PROBLEM TO WORK ON:
Below are the records; pull every line that includes "체계적인".

MATERIAL SHOWN:

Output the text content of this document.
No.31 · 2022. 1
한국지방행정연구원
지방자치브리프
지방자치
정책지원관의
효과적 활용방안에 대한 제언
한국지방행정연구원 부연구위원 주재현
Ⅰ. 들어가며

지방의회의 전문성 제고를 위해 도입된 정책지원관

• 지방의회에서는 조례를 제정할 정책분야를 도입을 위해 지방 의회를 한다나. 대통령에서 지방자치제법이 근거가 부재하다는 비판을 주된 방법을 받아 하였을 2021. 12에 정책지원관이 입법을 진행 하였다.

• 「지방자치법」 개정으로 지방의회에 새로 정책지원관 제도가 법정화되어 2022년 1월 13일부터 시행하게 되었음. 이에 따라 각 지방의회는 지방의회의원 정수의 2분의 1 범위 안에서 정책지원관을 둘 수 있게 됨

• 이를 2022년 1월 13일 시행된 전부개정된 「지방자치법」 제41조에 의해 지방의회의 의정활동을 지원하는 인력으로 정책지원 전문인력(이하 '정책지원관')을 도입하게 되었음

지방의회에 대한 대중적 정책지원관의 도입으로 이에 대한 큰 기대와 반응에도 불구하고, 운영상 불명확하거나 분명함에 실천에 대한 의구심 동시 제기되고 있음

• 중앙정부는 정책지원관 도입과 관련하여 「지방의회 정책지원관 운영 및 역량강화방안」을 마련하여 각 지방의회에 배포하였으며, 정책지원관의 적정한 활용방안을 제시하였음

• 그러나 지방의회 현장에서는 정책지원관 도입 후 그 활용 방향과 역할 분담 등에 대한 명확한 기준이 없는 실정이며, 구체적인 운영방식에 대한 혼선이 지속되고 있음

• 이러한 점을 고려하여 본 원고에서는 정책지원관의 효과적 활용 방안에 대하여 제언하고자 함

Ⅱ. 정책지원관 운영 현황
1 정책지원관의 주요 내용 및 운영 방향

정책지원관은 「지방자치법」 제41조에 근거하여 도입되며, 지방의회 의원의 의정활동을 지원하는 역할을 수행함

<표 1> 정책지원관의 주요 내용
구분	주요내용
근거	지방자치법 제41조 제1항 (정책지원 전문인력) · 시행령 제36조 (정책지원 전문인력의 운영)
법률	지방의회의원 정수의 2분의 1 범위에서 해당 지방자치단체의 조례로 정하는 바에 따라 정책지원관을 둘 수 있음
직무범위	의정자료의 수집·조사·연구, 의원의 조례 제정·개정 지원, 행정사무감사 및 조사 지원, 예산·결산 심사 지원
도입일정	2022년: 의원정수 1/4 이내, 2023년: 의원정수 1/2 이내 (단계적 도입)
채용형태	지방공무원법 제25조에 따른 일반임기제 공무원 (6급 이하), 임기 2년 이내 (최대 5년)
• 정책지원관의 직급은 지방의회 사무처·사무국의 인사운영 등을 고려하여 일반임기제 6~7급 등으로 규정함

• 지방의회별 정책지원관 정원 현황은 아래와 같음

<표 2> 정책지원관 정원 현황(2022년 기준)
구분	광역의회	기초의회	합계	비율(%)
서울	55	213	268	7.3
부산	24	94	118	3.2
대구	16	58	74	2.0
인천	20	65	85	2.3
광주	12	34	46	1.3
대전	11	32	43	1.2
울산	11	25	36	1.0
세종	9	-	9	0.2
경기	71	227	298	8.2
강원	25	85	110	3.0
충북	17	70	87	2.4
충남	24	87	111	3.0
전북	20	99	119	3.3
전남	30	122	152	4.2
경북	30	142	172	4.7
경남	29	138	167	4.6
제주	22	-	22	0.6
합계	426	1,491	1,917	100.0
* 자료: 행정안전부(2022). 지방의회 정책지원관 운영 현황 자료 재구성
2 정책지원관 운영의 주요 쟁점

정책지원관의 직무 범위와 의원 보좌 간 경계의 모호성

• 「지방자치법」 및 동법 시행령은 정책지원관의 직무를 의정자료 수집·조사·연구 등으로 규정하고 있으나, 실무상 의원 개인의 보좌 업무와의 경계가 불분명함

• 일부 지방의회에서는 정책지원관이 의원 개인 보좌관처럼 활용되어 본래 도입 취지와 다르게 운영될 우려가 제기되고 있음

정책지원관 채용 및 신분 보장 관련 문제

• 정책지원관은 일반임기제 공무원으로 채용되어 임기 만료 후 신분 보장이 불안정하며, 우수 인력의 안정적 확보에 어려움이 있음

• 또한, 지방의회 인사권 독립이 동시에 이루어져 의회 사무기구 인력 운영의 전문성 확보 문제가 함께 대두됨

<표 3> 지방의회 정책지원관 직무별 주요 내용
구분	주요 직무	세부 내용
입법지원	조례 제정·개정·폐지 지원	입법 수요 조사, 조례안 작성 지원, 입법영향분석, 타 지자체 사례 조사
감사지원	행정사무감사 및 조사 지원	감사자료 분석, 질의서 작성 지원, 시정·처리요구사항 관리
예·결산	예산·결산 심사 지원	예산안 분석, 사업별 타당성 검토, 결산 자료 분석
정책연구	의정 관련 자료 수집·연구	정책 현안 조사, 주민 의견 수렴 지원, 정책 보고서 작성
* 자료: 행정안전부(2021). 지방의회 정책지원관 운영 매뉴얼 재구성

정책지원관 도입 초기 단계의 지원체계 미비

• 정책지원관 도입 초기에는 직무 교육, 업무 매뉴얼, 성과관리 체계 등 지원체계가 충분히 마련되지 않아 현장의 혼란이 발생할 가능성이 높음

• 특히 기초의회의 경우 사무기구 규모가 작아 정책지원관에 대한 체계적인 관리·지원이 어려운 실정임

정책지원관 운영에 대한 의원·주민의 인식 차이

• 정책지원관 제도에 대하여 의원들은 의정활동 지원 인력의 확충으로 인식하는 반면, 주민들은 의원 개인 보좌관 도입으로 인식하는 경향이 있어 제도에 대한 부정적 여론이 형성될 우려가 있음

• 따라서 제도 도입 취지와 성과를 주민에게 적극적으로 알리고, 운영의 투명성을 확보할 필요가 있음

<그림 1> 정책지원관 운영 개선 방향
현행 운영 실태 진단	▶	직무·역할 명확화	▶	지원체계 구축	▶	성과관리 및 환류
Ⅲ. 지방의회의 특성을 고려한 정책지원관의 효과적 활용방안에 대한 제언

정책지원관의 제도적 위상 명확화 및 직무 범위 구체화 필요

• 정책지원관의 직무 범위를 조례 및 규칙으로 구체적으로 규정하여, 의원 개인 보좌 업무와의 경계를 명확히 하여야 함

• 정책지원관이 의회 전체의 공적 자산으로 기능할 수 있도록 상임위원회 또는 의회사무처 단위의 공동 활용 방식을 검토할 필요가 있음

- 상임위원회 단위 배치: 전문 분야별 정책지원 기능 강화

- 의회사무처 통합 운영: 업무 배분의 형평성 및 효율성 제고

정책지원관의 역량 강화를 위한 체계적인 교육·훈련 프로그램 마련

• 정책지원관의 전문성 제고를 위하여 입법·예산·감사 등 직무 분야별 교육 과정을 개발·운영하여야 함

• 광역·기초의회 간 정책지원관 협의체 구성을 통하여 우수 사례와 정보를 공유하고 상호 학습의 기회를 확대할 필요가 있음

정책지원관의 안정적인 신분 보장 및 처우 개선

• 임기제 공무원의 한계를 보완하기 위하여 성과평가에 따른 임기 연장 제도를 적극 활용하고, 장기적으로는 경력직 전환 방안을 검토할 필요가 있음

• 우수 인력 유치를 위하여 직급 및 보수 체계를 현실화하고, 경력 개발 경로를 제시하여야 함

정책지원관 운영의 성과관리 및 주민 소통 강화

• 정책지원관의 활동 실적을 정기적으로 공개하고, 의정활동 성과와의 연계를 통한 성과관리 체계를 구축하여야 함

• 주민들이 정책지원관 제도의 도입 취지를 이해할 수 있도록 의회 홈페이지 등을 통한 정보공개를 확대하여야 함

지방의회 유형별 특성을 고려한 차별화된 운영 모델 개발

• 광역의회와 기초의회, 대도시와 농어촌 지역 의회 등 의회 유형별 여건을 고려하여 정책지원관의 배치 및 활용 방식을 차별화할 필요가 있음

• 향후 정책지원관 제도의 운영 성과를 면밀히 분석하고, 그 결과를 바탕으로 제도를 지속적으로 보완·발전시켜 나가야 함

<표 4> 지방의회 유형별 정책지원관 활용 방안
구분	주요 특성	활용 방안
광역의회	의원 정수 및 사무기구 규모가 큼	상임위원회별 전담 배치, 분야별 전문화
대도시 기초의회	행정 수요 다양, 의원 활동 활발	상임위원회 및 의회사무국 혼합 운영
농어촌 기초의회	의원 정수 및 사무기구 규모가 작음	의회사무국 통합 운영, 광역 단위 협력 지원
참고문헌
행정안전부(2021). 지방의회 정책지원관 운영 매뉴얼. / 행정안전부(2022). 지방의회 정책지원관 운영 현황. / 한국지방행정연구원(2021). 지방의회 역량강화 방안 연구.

EXERCISE ANSWER:
• 특히 기초의회의 경우 사무기구 규모가 작아 정책지원관에 대한 체계적인 관리·지원이 어려운 실정임
정책지원관의 역량 강화를 위한 체계적인 교육·훈련 프로그램 마련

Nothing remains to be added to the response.